**Written instruction**
Using the listing below, report all lines holding the word "effect".

◆ ◆ ◆ ◆ ◆

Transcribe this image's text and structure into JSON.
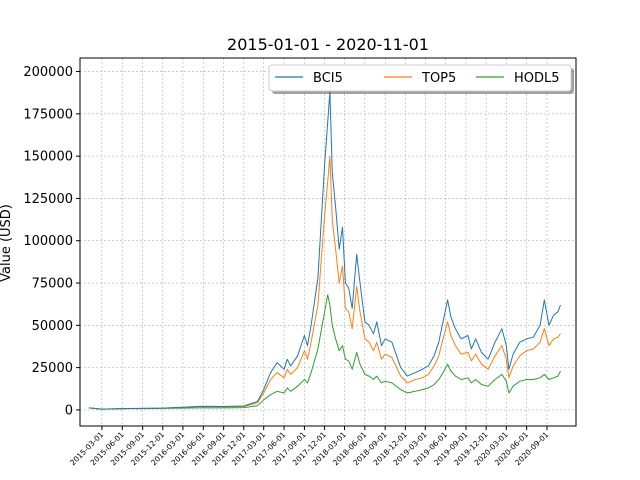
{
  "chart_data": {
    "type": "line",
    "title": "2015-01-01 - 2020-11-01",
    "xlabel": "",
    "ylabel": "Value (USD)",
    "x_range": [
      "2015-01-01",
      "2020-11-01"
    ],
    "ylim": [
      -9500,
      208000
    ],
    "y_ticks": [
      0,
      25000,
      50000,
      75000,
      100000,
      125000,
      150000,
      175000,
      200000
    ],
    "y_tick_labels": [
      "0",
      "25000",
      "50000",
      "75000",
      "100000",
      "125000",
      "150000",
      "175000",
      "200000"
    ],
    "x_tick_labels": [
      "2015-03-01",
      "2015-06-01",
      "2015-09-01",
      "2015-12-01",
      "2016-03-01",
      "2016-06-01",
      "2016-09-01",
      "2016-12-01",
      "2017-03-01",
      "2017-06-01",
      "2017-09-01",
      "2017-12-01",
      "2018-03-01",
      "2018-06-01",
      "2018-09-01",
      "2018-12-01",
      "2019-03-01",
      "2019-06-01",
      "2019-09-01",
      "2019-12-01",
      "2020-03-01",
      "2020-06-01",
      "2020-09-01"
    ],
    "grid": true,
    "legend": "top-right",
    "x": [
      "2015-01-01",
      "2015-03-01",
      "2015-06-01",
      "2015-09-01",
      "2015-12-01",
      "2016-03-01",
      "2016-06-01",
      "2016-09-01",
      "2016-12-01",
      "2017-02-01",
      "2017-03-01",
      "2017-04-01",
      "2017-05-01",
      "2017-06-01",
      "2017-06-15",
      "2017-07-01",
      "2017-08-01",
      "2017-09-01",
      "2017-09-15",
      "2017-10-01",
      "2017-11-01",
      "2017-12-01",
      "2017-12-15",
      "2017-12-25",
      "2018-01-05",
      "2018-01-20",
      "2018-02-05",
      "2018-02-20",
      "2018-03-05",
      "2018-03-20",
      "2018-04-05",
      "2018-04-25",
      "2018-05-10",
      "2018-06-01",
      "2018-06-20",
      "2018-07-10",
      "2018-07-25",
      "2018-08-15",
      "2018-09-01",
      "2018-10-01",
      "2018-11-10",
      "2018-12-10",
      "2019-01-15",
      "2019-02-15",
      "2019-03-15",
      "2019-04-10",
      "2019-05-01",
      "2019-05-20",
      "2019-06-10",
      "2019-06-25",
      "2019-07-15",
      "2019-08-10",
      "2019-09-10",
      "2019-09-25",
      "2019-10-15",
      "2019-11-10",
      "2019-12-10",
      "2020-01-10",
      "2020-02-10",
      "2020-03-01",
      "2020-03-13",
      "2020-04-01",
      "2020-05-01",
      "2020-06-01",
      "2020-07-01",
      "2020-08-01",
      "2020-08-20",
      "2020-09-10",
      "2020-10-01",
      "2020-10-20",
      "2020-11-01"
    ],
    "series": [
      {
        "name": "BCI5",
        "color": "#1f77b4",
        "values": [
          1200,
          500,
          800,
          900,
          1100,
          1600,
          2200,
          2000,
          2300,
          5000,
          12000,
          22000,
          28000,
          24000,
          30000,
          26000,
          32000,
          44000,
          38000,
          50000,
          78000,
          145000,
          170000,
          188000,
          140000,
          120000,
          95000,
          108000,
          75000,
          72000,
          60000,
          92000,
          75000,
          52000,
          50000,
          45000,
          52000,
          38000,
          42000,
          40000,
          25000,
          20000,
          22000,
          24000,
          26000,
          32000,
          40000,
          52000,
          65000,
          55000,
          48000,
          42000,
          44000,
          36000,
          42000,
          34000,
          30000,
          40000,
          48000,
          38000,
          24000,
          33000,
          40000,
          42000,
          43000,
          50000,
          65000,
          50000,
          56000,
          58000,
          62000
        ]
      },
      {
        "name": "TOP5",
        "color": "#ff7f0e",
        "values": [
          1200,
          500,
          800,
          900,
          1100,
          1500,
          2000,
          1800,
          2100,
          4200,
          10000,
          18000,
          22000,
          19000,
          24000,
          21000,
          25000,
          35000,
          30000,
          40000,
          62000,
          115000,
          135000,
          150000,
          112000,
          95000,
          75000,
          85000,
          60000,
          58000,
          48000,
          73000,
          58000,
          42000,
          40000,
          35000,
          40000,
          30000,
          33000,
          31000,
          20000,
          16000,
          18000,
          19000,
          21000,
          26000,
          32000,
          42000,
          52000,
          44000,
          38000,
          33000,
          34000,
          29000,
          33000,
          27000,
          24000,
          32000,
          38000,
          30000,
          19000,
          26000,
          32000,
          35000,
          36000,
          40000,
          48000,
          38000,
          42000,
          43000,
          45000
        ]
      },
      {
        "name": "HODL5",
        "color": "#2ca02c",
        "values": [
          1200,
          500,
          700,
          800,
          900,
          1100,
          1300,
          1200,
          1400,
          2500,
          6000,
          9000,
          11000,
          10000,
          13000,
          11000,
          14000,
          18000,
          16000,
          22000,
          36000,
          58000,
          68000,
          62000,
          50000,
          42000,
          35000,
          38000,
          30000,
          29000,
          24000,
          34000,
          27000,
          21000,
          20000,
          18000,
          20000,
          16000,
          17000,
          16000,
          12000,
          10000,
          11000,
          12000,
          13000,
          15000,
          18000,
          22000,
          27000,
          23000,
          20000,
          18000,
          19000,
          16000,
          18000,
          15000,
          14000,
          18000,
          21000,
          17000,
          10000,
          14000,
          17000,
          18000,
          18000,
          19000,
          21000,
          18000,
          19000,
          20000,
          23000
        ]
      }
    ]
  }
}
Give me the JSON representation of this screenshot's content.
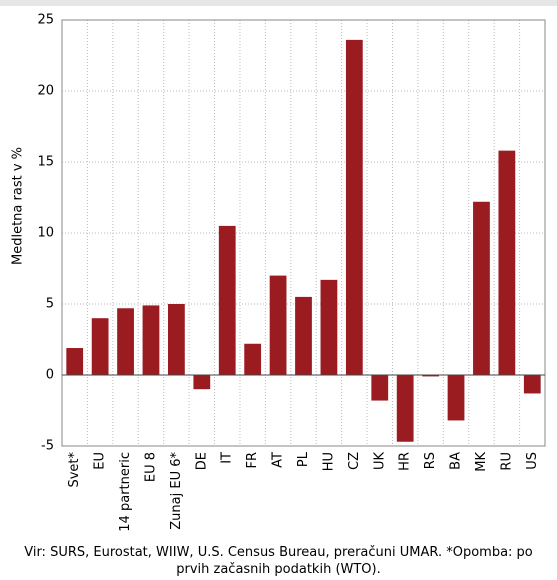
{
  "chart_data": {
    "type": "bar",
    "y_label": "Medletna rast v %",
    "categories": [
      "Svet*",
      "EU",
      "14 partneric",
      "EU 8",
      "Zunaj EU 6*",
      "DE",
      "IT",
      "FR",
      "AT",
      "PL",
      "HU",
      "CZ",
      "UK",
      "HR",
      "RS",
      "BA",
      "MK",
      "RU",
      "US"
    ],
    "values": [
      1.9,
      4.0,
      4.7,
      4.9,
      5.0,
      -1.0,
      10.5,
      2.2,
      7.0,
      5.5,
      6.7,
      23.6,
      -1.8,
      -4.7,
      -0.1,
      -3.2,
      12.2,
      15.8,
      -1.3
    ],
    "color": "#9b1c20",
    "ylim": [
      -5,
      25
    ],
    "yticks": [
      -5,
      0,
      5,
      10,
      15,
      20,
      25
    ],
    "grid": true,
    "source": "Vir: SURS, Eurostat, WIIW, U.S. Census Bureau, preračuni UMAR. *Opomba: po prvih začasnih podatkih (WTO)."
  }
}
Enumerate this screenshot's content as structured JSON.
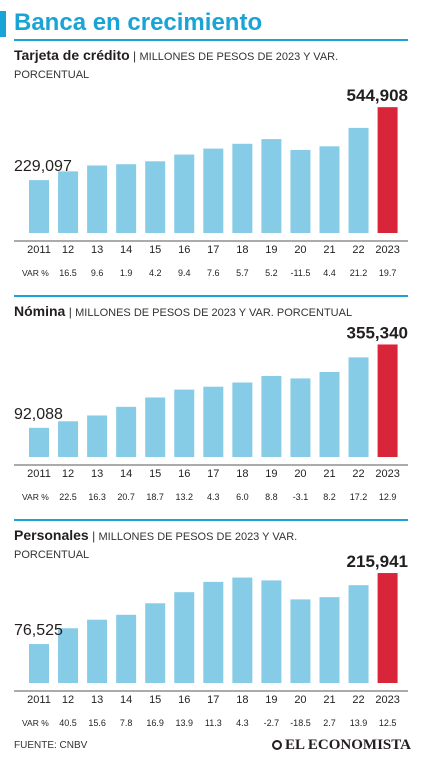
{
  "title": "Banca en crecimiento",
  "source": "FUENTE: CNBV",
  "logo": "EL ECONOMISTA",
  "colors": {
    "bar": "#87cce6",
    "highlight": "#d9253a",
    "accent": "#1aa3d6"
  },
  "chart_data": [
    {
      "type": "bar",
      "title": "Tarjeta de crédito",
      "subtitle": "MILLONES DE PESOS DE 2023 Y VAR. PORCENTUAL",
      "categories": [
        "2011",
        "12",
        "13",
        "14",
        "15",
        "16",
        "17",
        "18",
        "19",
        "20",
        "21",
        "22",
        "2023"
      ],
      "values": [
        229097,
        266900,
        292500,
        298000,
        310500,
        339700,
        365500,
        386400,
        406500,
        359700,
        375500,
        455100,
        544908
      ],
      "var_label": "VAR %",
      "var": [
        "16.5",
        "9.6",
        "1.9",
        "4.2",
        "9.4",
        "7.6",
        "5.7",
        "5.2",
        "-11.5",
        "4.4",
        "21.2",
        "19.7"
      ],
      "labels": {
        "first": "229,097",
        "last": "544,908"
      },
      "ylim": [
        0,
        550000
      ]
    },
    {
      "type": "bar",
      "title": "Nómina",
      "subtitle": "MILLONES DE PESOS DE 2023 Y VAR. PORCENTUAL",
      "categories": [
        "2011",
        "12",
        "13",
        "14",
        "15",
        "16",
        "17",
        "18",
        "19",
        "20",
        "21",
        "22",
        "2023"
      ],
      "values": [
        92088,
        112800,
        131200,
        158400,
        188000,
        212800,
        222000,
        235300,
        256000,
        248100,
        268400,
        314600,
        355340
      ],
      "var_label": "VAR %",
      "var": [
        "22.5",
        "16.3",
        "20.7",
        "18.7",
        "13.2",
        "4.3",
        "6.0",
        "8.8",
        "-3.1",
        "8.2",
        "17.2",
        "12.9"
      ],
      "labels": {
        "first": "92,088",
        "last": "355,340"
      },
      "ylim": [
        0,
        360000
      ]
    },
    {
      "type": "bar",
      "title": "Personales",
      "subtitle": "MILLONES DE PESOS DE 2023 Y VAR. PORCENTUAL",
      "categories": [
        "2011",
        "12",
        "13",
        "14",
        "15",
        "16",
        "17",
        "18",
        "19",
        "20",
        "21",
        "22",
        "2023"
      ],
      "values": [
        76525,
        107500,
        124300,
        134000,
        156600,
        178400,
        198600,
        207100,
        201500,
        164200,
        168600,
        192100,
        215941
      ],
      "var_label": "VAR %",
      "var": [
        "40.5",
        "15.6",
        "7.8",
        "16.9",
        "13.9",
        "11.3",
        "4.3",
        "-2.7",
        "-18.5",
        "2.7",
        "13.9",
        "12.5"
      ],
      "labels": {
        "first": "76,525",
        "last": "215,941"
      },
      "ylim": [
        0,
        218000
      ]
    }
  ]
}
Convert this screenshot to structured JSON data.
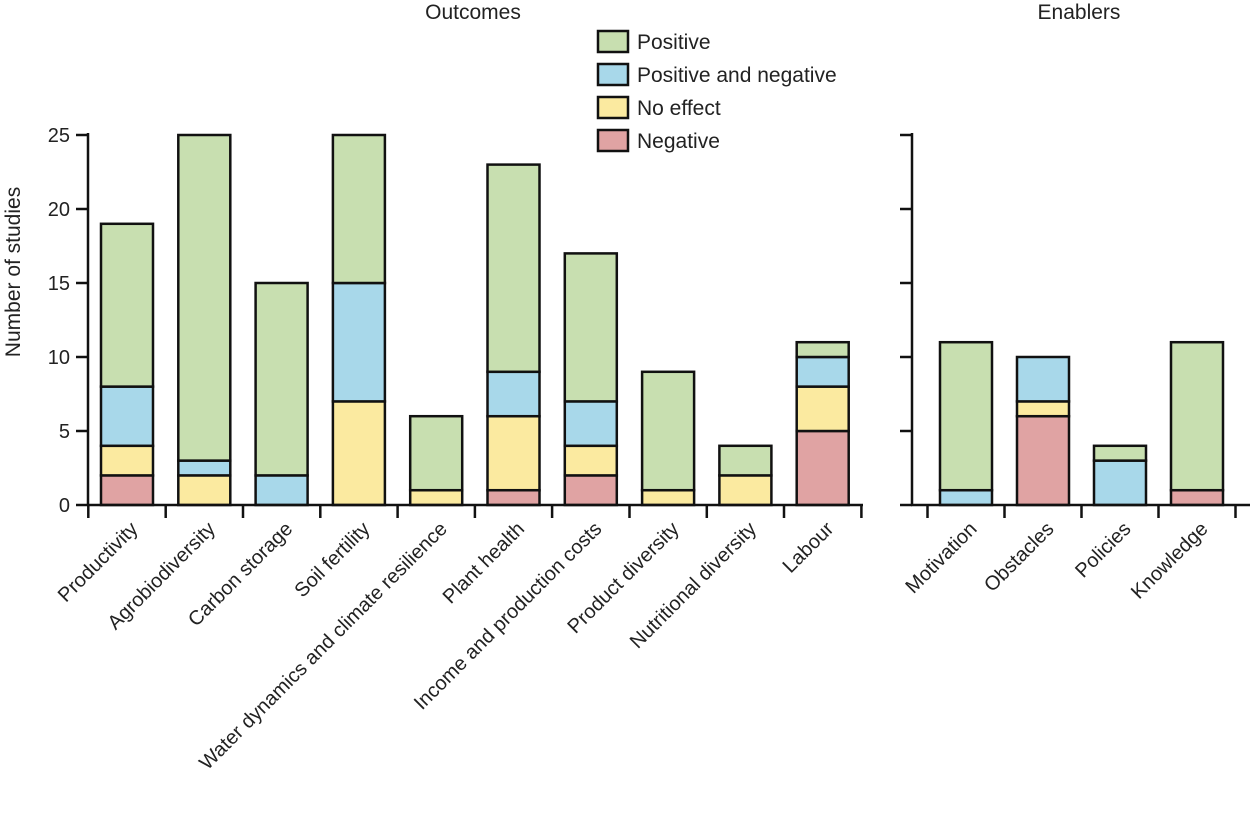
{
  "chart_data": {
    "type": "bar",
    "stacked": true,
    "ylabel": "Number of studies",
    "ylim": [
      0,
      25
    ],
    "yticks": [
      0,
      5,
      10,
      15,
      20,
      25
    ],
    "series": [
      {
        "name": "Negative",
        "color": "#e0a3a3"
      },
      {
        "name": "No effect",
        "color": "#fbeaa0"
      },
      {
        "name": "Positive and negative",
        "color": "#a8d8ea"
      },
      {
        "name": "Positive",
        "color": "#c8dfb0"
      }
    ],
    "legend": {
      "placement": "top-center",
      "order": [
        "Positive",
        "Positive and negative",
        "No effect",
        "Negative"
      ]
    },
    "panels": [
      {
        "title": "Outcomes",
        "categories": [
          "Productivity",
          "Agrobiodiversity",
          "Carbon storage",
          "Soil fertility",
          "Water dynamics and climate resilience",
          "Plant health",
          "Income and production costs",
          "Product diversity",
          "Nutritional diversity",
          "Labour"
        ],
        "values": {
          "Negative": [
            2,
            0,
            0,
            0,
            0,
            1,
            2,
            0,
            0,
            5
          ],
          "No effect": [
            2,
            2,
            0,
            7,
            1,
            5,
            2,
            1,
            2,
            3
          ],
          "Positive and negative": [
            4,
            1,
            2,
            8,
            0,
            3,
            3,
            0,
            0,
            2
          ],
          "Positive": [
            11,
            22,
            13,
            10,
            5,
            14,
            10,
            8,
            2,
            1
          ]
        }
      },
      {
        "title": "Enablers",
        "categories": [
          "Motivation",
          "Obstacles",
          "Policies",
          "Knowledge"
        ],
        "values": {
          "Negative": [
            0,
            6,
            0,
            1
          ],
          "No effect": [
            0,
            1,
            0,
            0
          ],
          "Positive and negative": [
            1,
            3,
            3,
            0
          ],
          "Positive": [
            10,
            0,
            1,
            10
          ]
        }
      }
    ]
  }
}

◆ ◆ ◆ ◆ ◆

**Complete output**
        "name": "No effect",
        "No effect",
          "No effect": [
          "No effect": [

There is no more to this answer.